→ THE RECORDS
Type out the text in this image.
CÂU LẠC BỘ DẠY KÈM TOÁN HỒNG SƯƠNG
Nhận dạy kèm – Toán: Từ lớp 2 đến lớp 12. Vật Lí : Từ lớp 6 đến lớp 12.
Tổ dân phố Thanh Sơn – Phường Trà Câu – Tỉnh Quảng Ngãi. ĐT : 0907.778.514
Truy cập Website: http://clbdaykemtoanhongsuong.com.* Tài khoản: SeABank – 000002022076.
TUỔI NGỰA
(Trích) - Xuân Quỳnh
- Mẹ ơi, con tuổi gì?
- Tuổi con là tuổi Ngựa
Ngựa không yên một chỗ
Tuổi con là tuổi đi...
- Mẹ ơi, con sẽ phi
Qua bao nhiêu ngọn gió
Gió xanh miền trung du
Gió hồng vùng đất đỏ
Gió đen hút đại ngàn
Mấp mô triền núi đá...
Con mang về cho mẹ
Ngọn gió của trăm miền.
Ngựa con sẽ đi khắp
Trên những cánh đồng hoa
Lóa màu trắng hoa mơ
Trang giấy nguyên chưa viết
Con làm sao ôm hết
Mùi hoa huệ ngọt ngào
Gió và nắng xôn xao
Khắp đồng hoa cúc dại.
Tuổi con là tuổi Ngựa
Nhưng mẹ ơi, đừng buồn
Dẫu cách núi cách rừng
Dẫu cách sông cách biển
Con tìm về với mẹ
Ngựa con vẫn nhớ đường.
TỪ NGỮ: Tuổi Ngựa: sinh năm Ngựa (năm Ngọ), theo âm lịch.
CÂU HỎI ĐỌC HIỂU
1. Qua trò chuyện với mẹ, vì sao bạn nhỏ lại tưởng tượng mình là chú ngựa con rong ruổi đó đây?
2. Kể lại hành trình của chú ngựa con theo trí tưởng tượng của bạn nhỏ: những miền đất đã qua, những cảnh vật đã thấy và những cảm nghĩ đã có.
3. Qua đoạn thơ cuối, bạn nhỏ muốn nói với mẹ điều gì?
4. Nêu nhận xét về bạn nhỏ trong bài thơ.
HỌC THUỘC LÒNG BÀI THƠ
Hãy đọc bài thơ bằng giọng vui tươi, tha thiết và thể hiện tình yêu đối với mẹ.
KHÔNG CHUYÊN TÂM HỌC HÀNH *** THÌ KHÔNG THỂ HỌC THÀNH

→ WORK REQUIRED
In the listing above, find each line with the word "miền" and copy it.

→ OUTPUT OF THE EXERCISE
Gió xanh miền trung du
Ngọn gió của trăm miền.
2. Kể lại hành trình của chú ngựa con theo trí tưởng tượng của bạn nhỏ: những miền đất đã qua, những cảnh vật đã thấy và những cảm nghĩ đã có.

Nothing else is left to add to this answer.